_Выбранный отрывок_.
Интертекстуальность: метафоризация или карнавализация

Автор: Крюкова Наталья Федоровна

Журнал: Вестник Тверского государственного университета. Серия: Филология @philology-tversu

Рубрика: Проблемы теории

Статья в выпуске: 6, 2006 года.

Бесплатный доступ

Короткий адрес: https://sciup.org/146120418

IDR: 146120418

Текст статьи Интертекстуальность: метафоризация или карнавализация

ИНТЕРТЕКСТУАЛЬНОСТЬ:

МЕТАФОРИЗАЦИЯ ИЛИ КАРНАВАЛИЗАЦИЯ

Интертекстуальная метафора неизменно представляет собой интересный материал исследования для современной науки, в то же время постоянно разворачивающийся разными гранями для исследователей, в зависимости от того, какие вдруг его стороны, став актуальными, выходят в светлое поле сознания лингвистов. Относительно настоящей лингвистической ситуации в российском обществе ученые констатируют, что язык настойчиво демонстрирует особое концептуальное мышление, выражающееся в обостренном внимании к языковым искажениям и насилиям и создающее особую игровую форму коммуникации, диалогичность слова-текста которой отражает разноцветную мозаику современного мира. Именно к теории диалогичности М.М. Бахтина восходят понятие интертекстуальности и понятие карнавализации. Переломный, кризисный момент в жизни современного российского общества тут же был отражен языком. Карнавализация окружающей действительности стимулировала карнавализацию русского языка. Персонаж карнавала, по Бахтину, несёт одновременно идею и развенчание ее: карнавализированное сознание карнавализирует язык. О кар-навализации как генезисе «двойного сознания» не задумываться нельзя. Как никогда соответствует действительности высказывание Б.М. Гаспарова о том, что текст представляет собой частицу непрерывно движущегося потока человеческого опыта, напоминая о «раскрытом в бесконечность» тексте Р. Барта, занимающего особое место в развитии теории интертекстуальности.

Современный язык, погруженный в стихию карнавала, демонстрирует, по словам Е.А. Земской, «раскованность, раскрепощенность, стремление выразить свое собственное мнение, повышенную экспрессивность, порождающую и высокий гражданский пафос, и резкость, доходящую до грубости» [5: 157]. Условный, игровой характер современных текстов исследовательница показывает на примере использования цитат и способов их трансформации. Наряду с эстетической функцией такого цитирования стоит и психологическая: удовольствие от игры, приобщение к авторству текста, а также социальная функция: развенчивание кумиров, некогда почитавшихся. Такая языковая игра, по словам И.Н. Горелова и К.Ф. Седова, «строится на отклонении от стереотипов при осознании незыблемости этих стереотипов» [3: 138]. Т.А. Гридина представляет языковую игру «как вид адогматического речевого поведения, основанный на преднамеренном нарушении языкового канона и обнаруживающий творческий потенциал личности в реализации системно заданных возможностей» [4: 239].

_Задания_.
- 1) Ответьте по статье об интертекстуальности:
(a) В каком выпуске и какого года опубликована статья?
(b) К чьей теории диалогичности восходят понятия интертекстуальности и карнавализации?
(c) На каком примере Е.А. Земская показывает условный, игровой характер современных текстов?
- 2) Измените фрагмент статьи об интертекстуальности: перепишите всё начиная с «Автор: Крюкова Наталья» и вплоть до «6, 2006 года.», заменив «Проблемы теории» на «Вопросы теории».
Опирайтесь только на статью об интертекстуальности.

_Строки данных_.
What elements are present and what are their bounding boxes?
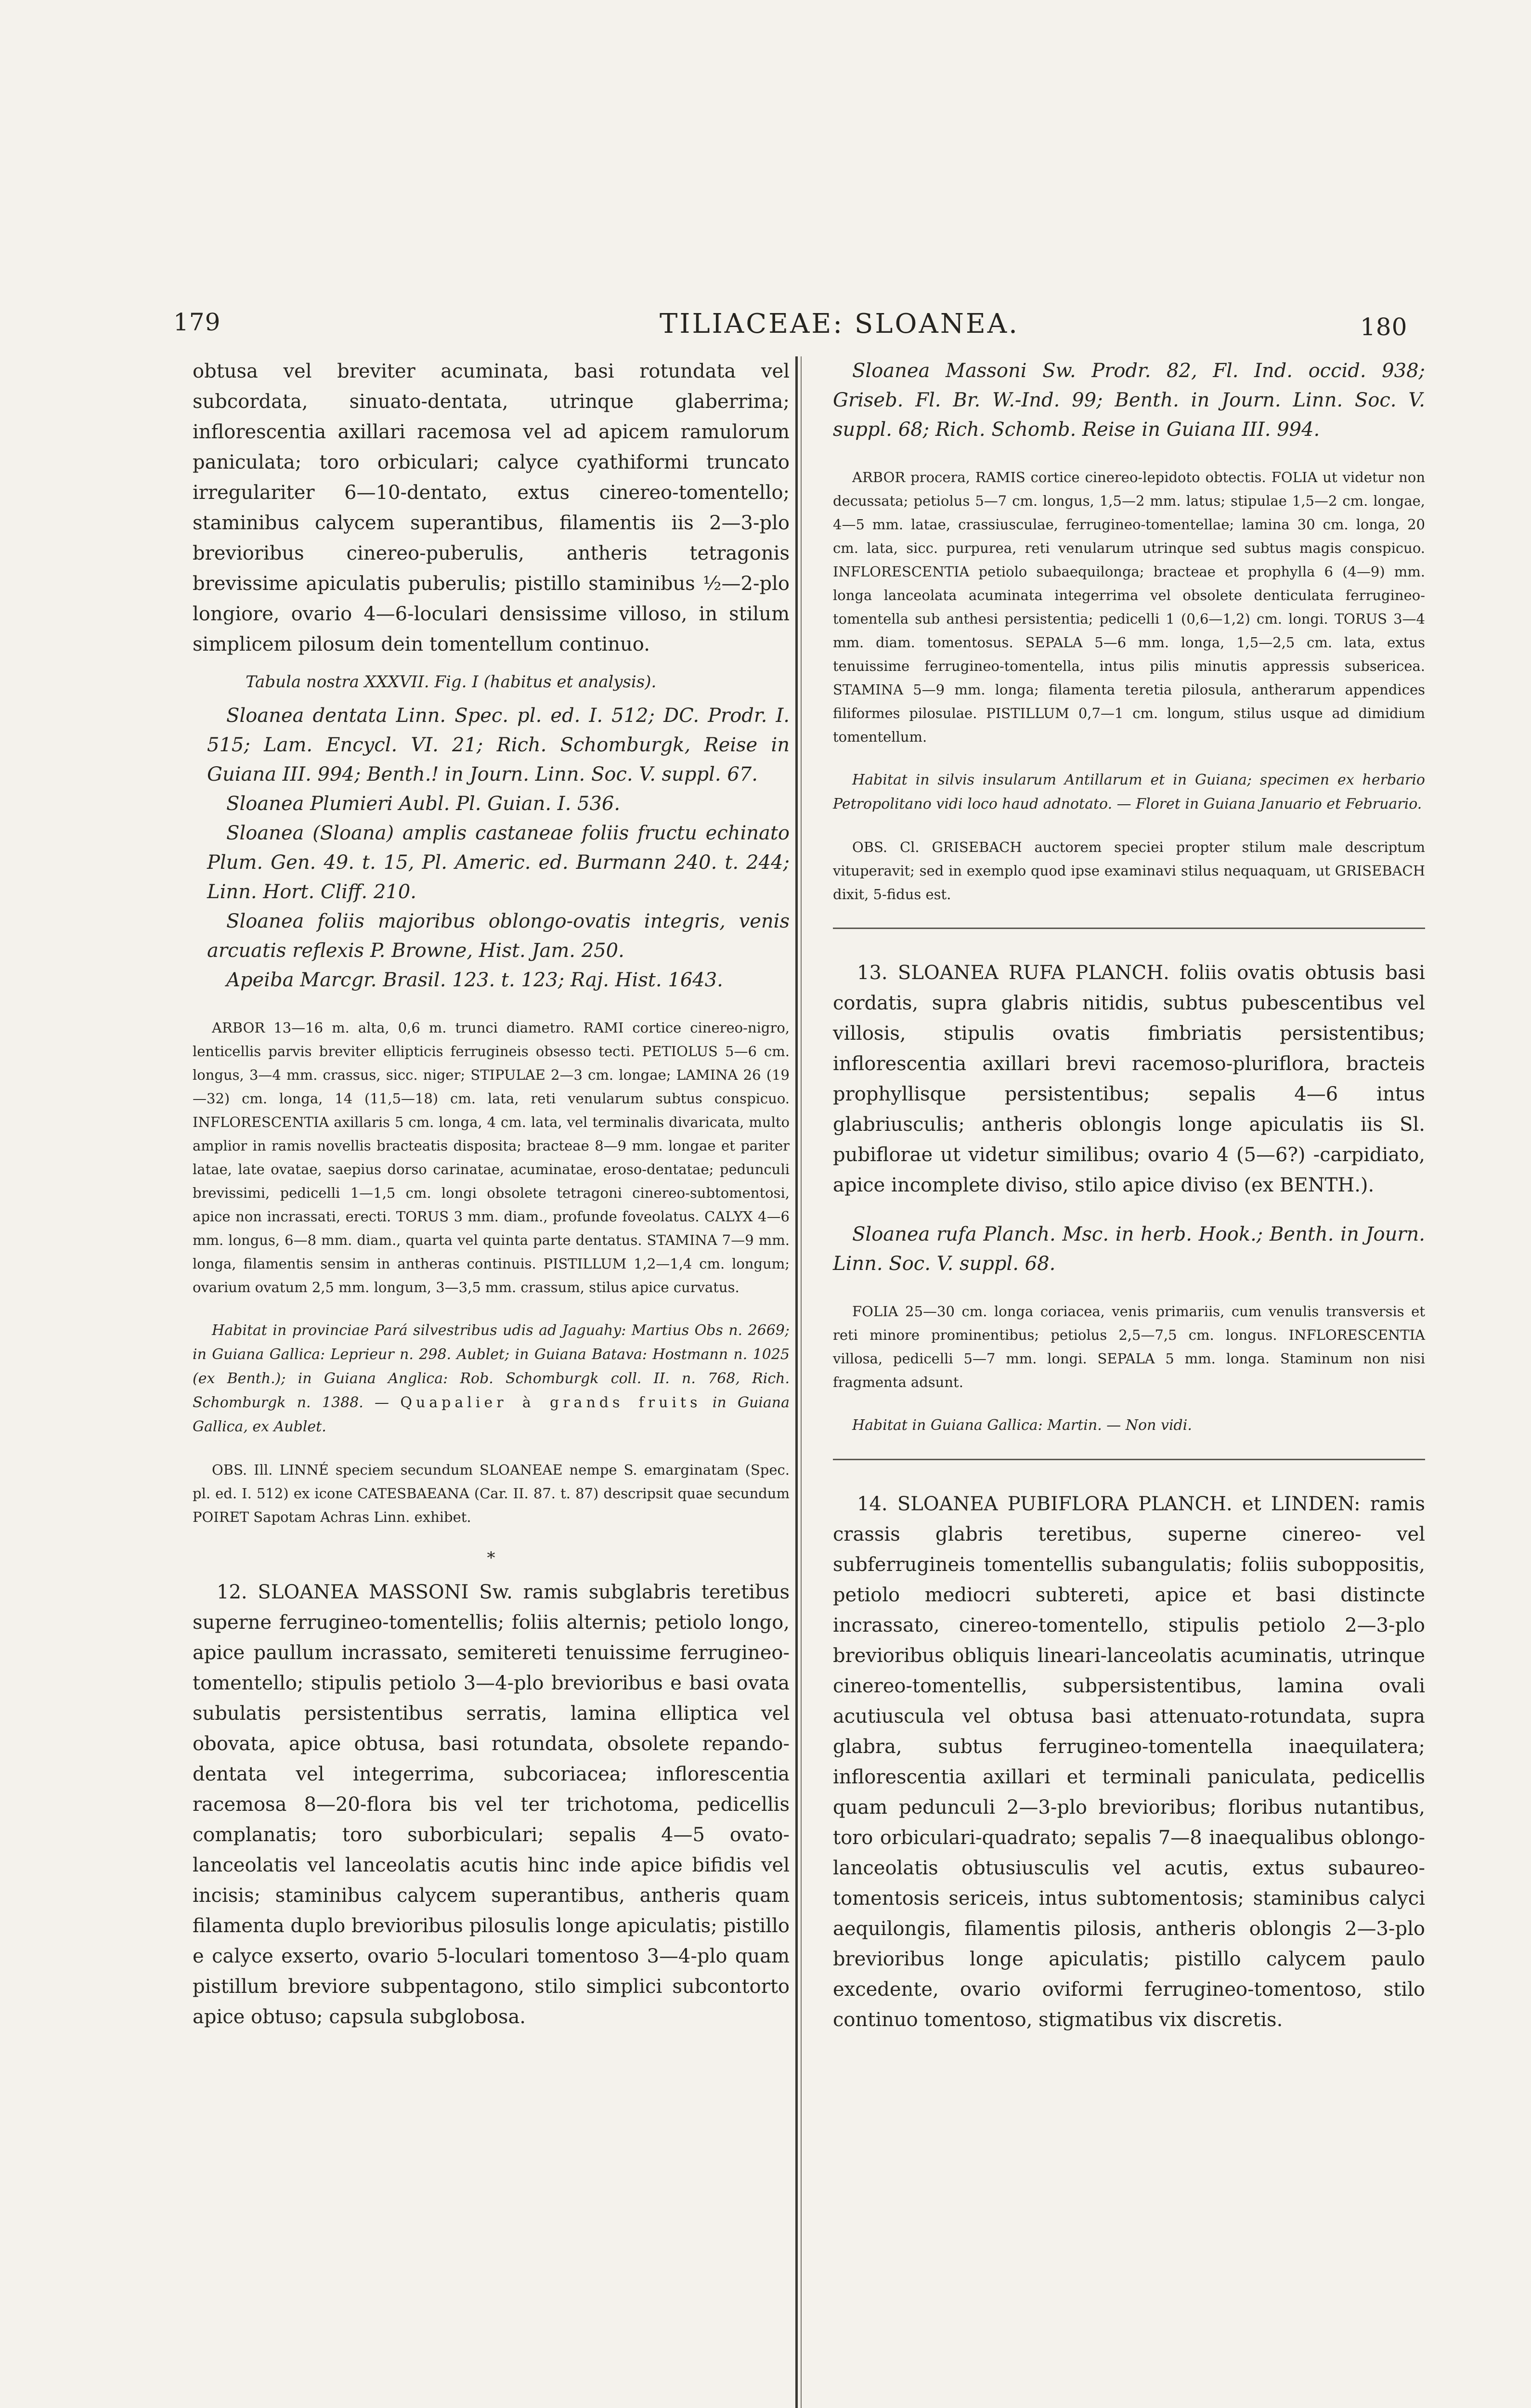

_Решения заданий_.
- 1)
(a) В выпуске 6, 2006 года.
(b) К теории диалогичности М.М. Бахтина.
(c) На примере использования цитат и способов их трансформации.

- 2)
Автор: Крюкова Наталья Федоровна

Журнал: Вестник Тверского государственного университета. Серия: Филология @philology-tversu

Рубрика: Вопросы теории

Статья в выпуске: 6, 2006 года.